[Stored items from a collection]
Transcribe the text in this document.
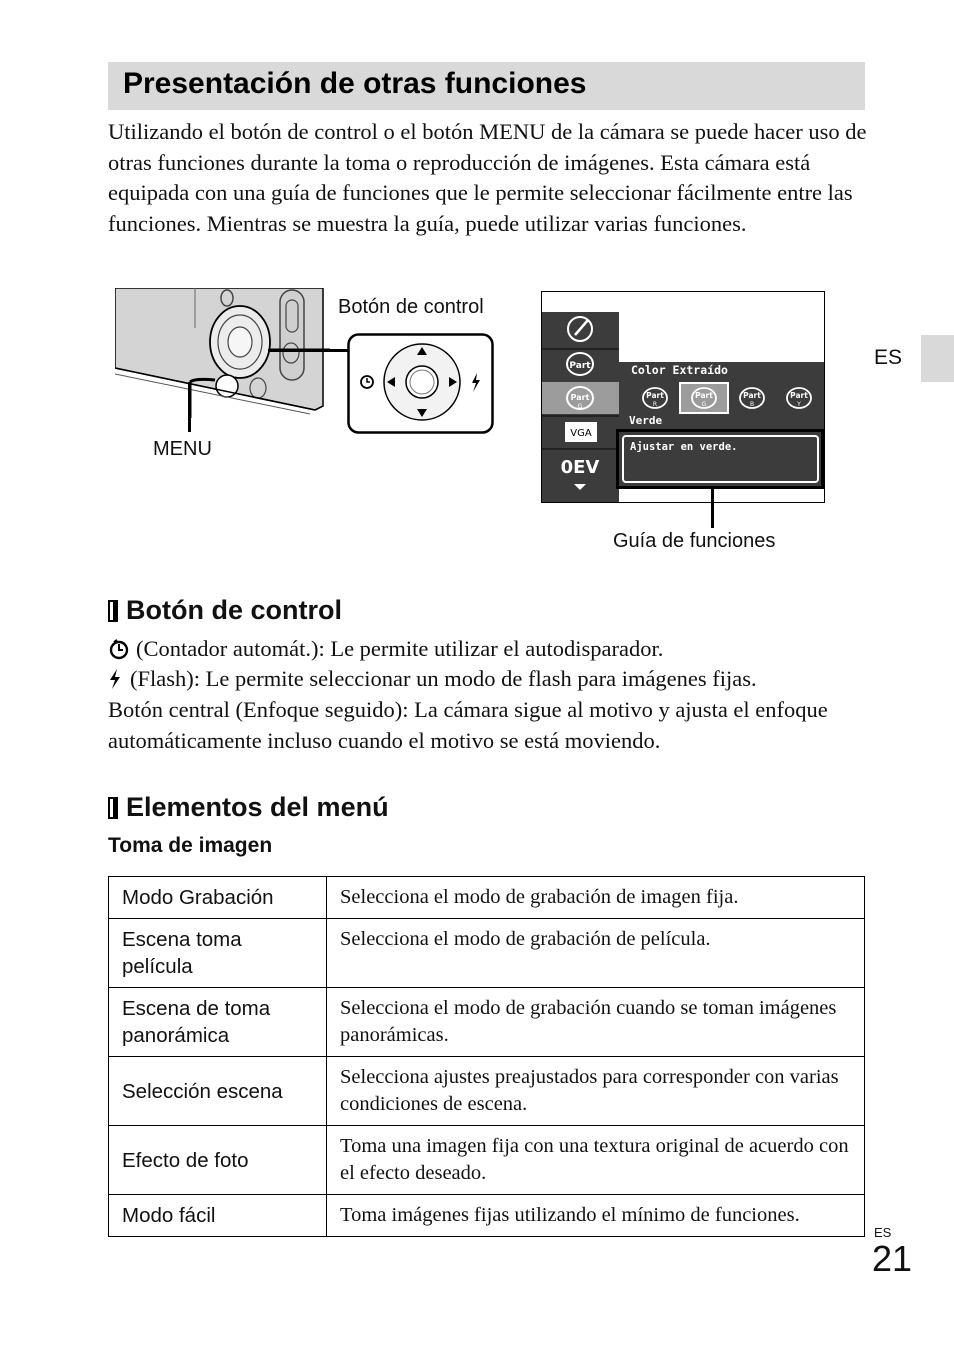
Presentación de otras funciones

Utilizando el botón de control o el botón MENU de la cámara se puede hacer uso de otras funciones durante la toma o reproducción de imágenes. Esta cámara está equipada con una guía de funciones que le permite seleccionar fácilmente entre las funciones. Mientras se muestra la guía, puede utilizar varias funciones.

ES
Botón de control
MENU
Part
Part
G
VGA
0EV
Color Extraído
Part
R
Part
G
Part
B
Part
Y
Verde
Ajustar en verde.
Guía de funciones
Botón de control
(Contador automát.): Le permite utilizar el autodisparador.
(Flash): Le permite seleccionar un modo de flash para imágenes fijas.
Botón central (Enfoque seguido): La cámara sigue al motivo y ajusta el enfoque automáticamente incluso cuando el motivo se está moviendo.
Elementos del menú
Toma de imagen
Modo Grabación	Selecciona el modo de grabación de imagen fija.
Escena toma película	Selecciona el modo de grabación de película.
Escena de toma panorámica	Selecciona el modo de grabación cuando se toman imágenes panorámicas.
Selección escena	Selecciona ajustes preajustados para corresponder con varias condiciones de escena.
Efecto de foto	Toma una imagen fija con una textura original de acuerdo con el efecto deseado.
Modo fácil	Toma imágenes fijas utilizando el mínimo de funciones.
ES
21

» **Exercise description**:
Determine how many lines above contain the word "funciones", then give the number by itself.

» **Exercise solution**:
4